Begin

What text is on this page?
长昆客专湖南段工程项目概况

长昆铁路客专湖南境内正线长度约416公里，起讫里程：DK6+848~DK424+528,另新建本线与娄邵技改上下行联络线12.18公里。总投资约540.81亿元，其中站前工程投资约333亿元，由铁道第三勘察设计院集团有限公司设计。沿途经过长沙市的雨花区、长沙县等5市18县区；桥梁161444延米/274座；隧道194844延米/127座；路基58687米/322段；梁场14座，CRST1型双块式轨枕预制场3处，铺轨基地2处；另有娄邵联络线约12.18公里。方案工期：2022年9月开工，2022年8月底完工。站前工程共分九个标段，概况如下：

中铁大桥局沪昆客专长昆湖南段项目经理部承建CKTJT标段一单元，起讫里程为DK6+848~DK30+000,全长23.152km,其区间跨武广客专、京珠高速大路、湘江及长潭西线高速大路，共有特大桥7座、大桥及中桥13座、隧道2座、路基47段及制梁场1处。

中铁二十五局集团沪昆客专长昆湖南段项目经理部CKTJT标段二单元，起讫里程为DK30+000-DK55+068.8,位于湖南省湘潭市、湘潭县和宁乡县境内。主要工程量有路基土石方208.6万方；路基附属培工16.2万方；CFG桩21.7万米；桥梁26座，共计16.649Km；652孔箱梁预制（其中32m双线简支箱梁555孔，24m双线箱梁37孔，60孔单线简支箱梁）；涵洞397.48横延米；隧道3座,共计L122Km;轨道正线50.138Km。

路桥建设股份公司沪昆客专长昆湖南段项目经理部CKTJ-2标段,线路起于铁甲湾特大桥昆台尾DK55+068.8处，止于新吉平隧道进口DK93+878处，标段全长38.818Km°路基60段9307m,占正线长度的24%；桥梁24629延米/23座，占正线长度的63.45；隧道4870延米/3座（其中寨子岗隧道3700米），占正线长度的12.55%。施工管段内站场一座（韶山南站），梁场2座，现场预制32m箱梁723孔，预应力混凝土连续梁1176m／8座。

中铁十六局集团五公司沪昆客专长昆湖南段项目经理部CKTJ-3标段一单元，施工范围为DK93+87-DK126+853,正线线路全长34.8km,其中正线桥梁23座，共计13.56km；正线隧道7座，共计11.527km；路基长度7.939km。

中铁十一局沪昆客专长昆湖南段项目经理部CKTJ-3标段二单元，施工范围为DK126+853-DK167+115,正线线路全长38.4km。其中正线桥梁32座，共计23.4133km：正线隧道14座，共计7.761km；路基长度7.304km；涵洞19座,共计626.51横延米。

End

WHAT YOU HAVE TO DO: Every record shown above must be echoed exactly.

SOLVED PROBLEM:
What text is on this page?
长昆客专湖南段工程项目概况

长昆铁路客专湖南境内正线长度约416公里，起讫里程：DK6+848~DK424+528,另新建本线与娄邵技改上下行联络线12.18公里。总投资约540.81亿元，其中站前工程投资约333亿元，由铁道第三勘察设计院集团有限公司设计。沿途经过长沙市的雨花区、长沙县等5市18县区；桥梁161444延米/274座；隧道194844延米/127座；路基58687米/322段；梁场14座，CRST1型双块式轨枕预制场3处，铺轨基地2处；另有娄邵联络线约12.18公里。方案工期：2022年9月开工，2022年8月底完工。站前工程共分九个标段，概况如下：

中铁大桥局沪昆客专长昆湖南段项目经理部承建CKTJT标段一单元，起讫里程为DK6+848~DK30+000,全长23.152km,其区间跨武广客专、京珠高速大路、湘江及长潭西线高速大路，共有特大桥7座、大桥及中桥13座、隧道2座、路基47段及制梁场1处。

中铁二十五局集团沪昆客专长昆湖南段项目经理部CKTJT标段二单元，起讫里程为DK30+000-DK55+068.8,位于湖南省湘潭市、湘潭县和宁乡县境内。主要工程量有路基土石方208.6万方；路基附属培工16.2万方；CFG桩21.7万米；桥梁26座，共计16.649Km；652孔箱梁预制（其中32m双线简支箱梁555孔，24m双线箱梁37孔，60孔单线简支箱梁）；涵洞397.48横延米；隧道3座,共计L122Km;轨道正线50.138Km。

路桥建设股份公司沪昆客专长昆湖南段项目经理部CKTJ-2标段,线路起于铁甲湾特大桥昆台尾DK55+068.8处，止于新吉平隧道进口DK93+878处，标段全长38.818Km°路基60段9307m,占正线长度的24%；桥梁24629延米/23座，占正线长度的63.45；隧道4870延米/3座（其中寨子岗隧道3700米），占正线长度的12.55%。施工管段内站场一座（韶山南站），梁场2座，现场预制32m箱梁723孔，预应力混凝土连续梁1176m／8座。

中铁十六局集团五公司沪昆客专长昆湖南段项目经理部CKTJ-3标段一单元，施工范围为DK93+87-DK126+853,正线线路全长34.8km,其中正线桥梁23座，共计13.56km；正线隧道7座，共计11.527km；路基长度7.939km。

中铁十一局沪昆客专长昆湖南段项目经理部CKTJ-3标段二单元，施工范围为DK126+853-DK167+115,正线线路全长38.4km。其中正线桥梁32座，共计23.4133km：正线隧道14座，共计7.761km；路基长度7.304km；涵洞19座,共计626.51横延米。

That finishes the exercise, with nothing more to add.